#### Required work:
Locate each line of the material that contains "description", then return it.

--- BEGIN Listed records ---

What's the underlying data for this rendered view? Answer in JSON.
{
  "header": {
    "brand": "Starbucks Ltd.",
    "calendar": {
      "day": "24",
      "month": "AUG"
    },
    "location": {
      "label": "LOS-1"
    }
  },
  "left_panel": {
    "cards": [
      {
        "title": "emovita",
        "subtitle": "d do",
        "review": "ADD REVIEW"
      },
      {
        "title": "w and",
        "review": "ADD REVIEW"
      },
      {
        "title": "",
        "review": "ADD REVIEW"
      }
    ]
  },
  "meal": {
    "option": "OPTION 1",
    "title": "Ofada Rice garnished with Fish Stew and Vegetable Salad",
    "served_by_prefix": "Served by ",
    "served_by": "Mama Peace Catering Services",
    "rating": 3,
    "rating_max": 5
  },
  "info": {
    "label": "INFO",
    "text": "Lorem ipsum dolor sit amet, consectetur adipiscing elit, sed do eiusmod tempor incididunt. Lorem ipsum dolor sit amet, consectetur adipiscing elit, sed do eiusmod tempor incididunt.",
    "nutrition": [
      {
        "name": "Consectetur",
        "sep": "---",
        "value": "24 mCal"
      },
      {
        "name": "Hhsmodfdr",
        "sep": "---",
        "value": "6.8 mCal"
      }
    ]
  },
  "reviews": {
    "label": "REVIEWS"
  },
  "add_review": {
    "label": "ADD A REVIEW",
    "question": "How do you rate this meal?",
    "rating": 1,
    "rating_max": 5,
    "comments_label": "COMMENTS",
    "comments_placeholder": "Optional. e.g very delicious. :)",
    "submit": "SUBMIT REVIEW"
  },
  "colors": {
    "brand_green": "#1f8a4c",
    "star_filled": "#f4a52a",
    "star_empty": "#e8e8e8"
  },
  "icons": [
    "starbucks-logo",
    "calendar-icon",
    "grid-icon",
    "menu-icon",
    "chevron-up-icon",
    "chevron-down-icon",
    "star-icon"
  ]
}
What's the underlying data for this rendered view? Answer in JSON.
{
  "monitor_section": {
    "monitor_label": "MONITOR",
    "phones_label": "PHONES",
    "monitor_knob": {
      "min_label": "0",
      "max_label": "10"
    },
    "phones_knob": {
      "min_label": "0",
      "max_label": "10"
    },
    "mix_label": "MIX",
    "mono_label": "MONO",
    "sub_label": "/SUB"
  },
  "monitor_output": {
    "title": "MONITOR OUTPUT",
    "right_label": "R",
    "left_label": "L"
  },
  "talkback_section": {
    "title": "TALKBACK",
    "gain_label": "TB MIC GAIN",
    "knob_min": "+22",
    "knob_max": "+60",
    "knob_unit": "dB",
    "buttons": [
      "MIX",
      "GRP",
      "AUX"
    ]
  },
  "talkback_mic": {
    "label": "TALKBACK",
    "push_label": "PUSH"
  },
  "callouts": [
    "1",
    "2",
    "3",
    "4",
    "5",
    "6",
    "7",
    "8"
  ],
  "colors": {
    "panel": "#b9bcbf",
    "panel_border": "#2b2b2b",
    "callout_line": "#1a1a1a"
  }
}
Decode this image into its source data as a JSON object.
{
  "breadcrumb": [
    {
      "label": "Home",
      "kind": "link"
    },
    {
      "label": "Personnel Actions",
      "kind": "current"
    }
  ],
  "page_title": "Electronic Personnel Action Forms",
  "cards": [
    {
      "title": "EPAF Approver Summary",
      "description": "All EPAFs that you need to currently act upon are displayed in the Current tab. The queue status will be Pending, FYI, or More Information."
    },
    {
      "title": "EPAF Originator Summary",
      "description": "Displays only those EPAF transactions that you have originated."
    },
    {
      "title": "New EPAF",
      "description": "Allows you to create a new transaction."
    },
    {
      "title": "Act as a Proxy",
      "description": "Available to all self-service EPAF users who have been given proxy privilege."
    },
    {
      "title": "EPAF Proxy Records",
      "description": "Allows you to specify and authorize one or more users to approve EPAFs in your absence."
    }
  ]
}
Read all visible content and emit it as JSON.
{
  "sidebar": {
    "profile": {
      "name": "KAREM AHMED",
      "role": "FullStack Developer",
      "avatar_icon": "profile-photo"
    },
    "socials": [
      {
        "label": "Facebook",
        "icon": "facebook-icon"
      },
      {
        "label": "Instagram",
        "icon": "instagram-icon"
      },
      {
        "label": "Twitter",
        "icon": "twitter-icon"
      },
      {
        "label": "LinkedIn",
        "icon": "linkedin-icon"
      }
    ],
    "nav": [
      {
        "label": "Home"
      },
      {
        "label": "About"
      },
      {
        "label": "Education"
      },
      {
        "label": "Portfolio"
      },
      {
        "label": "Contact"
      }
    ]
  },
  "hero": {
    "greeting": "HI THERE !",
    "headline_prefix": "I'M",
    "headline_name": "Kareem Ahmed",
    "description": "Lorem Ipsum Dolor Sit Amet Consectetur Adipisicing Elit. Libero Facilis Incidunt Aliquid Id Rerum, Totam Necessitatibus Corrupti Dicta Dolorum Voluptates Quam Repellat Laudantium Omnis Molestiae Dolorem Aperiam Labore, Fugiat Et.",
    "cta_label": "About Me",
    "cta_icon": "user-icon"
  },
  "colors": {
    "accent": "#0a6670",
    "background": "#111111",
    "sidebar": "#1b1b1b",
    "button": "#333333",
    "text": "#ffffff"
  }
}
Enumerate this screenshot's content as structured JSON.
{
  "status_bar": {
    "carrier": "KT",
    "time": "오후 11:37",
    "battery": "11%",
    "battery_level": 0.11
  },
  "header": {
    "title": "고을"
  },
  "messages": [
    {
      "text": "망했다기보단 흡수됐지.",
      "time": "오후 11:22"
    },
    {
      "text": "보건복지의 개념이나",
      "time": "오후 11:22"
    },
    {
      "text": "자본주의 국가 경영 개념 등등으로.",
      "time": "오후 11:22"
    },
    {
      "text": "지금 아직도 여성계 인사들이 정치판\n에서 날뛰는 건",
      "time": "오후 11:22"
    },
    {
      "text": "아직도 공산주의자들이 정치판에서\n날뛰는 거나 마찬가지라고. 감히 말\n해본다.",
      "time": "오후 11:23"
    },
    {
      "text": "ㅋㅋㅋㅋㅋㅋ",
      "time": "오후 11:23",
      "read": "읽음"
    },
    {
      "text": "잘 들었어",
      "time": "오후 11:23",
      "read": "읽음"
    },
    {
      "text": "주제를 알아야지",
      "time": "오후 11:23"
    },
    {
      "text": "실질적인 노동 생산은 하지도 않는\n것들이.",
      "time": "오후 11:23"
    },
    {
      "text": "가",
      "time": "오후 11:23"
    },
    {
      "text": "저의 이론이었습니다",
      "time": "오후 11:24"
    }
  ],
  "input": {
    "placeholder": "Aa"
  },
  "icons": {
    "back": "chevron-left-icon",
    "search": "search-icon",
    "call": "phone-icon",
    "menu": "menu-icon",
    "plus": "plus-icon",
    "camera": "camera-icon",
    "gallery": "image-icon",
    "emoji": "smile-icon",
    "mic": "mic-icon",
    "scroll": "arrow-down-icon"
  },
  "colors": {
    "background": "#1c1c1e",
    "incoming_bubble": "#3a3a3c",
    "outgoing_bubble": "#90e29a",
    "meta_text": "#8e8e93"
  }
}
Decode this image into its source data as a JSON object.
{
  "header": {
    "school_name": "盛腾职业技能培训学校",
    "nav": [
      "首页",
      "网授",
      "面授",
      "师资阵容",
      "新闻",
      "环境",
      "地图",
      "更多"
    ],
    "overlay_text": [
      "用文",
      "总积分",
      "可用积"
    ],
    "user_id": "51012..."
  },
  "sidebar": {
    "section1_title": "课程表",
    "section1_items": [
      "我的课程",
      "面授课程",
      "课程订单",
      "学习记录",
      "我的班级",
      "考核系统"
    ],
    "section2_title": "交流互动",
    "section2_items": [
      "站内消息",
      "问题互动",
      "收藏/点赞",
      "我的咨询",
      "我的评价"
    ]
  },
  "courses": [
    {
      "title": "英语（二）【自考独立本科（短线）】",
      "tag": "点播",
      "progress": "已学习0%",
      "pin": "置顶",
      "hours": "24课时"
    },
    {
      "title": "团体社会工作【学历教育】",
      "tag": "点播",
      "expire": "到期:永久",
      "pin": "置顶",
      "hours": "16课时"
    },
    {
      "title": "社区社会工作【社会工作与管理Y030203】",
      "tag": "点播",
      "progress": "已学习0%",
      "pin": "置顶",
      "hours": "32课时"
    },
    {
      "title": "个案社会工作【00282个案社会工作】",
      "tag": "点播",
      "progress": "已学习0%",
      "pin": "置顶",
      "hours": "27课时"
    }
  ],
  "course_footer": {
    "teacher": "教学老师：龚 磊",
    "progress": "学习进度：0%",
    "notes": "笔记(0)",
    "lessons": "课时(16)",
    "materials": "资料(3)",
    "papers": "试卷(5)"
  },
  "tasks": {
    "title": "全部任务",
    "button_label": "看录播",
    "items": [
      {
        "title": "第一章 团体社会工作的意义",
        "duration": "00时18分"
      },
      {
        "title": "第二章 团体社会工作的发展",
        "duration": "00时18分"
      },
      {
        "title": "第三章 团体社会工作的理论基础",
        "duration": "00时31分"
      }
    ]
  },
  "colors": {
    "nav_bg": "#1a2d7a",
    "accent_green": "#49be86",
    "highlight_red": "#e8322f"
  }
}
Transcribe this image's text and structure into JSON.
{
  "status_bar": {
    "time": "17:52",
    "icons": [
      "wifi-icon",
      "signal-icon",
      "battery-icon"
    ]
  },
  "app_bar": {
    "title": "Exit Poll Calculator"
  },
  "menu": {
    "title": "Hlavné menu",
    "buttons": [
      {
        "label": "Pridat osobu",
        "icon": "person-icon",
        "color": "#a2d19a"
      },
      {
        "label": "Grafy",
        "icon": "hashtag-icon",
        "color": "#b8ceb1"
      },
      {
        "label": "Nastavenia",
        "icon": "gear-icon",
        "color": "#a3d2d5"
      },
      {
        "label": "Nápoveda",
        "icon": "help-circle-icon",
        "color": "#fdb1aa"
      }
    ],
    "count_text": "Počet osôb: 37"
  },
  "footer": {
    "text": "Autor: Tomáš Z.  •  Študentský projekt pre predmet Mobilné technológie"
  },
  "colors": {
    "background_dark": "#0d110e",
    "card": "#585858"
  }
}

--- END Listed records ---

#### Exercise answer:
      "description": "All EPAFs that you need to currently act upon are displayed in the Current tab. The queue status will be Pending, FYI, or More Information."
      "description": "Displays only those EPAF transactions that you have originated."
      "description": "Allows you to create a new transaction."
      "description": "Available to all self-service EPAF users who have been given proxy privilege."
      "description": "Allows you to specify and authorize one or more users to approve EPAFs in your absence."
    "description": "Lorem Ipsum Dolor Sit Amet Consectetur Adipisicing Elit. Libero Facilis Incidunt Aliquid Id Rerum, Totam Necessitatibus Corrupti Dicta Dolorum Voluptates Quam Repellat Laudantium Omnis Molestiae Dolorem Aperiam Labore, Fugiat Et.",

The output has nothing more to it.